--- Exercise instructions ---
Select from the data all lines with the word "JSON".
— BEGIN Dataset records —
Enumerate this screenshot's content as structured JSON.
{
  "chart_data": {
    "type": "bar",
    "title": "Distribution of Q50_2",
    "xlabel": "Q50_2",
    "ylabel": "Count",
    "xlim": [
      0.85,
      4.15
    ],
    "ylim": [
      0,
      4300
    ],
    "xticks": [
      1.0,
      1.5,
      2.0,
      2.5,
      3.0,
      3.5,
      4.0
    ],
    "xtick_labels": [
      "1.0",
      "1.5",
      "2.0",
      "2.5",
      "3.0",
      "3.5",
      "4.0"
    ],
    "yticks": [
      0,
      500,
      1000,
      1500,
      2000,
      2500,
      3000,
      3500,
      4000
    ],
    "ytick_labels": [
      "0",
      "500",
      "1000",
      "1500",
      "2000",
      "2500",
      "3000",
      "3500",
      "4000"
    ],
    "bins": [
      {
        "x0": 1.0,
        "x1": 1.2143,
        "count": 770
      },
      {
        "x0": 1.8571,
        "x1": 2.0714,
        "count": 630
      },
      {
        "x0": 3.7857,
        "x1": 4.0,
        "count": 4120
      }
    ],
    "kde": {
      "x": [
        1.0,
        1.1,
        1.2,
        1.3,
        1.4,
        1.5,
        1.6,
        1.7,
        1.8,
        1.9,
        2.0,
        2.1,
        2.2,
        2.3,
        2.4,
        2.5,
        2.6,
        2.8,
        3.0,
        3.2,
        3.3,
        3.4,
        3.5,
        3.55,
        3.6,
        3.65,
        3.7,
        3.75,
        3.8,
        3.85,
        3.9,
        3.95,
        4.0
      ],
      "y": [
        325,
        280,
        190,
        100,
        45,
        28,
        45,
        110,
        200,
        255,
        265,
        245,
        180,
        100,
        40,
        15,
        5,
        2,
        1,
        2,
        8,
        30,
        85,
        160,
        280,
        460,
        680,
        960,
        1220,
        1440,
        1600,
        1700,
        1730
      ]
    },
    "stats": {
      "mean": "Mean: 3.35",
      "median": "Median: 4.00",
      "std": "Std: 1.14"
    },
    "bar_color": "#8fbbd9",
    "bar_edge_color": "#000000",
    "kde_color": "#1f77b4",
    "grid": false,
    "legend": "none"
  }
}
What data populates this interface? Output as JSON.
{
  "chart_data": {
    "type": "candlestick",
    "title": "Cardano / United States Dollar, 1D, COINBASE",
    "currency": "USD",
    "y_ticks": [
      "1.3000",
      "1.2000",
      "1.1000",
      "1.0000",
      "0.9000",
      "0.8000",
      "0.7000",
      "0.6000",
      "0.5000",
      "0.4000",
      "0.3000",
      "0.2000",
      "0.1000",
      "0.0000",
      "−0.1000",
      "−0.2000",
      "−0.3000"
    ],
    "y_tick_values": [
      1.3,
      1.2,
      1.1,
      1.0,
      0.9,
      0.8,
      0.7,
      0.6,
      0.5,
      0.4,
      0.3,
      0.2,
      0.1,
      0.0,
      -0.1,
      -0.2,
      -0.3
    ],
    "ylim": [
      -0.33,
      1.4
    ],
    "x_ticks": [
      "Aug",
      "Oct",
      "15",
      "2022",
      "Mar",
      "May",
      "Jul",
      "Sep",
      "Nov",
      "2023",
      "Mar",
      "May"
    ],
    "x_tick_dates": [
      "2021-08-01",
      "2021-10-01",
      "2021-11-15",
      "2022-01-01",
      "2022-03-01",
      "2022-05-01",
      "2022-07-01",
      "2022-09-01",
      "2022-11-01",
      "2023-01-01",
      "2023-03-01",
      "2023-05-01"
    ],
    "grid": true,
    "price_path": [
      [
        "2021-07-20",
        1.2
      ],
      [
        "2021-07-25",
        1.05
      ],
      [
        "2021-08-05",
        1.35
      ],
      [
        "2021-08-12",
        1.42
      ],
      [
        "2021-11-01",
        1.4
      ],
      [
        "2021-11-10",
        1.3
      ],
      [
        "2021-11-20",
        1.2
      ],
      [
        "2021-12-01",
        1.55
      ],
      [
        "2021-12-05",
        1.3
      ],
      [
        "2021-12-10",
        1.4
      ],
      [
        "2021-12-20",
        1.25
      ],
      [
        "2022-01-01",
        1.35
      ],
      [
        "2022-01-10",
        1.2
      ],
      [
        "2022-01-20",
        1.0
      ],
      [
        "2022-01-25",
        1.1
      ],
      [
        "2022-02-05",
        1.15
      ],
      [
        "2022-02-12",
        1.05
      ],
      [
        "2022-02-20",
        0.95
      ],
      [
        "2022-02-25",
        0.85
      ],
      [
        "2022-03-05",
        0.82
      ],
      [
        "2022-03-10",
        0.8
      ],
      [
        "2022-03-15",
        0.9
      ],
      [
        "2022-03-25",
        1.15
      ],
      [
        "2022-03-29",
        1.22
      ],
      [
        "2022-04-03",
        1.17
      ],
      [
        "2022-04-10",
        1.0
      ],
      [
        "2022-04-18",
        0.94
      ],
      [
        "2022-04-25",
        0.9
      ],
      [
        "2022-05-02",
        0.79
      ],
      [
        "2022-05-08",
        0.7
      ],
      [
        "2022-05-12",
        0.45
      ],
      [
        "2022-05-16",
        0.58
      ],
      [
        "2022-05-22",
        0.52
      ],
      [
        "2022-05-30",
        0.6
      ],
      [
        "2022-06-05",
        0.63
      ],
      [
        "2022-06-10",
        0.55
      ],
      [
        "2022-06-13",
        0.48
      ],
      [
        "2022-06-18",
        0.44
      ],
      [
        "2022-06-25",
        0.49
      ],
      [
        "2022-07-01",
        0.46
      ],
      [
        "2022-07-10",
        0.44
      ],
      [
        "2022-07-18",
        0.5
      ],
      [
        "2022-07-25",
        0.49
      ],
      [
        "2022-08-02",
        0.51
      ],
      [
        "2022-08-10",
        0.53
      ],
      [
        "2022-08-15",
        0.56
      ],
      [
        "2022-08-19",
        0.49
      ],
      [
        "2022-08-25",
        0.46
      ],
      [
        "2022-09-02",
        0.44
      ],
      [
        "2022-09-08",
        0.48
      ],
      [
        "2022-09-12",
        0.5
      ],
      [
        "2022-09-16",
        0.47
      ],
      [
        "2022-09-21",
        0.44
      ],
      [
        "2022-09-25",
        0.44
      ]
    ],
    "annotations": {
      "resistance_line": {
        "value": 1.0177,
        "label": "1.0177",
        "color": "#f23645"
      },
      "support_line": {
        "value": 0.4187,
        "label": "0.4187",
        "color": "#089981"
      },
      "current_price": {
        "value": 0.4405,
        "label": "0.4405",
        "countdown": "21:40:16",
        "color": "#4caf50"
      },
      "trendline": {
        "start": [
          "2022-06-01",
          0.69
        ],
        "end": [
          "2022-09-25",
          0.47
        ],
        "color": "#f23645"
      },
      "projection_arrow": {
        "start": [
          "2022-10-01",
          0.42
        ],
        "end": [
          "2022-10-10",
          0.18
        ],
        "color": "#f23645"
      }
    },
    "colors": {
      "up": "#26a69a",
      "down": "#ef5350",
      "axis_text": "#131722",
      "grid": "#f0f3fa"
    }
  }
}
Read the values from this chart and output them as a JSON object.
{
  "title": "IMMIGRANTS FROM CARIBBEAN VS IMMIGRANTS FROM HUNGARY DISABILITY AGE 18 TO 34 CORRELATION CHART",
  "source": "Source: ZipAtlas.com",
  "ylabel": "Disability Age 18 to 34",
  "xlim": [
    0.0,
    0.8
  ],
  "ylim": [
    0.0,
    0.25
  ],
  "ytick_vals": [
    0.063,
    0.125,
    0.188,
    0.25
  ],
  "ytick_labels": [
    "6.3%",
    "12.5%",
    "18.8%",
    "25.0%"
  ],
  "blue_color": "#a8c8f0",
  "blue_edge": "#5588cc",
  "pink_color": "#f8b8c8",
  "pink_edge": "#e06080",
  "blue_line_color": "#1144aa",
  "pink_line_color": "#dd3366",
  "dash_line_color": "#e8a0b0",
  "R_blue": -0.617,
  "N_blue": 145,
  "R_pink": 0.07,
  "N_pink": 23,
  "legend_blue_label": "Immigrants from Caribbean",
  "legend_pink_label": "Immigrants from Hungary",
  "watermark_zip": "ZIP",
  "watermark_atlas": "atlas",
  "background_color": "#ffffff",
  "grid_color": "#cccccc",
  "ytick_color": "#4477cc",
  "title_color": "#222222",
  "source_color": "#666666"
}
— END Dataset records —
--- Response below ---
Enumerate this screenshot's content as structured JSON.
What data populates this interface? Output as JSON.
Read the values from this chart and output them as a JSON object.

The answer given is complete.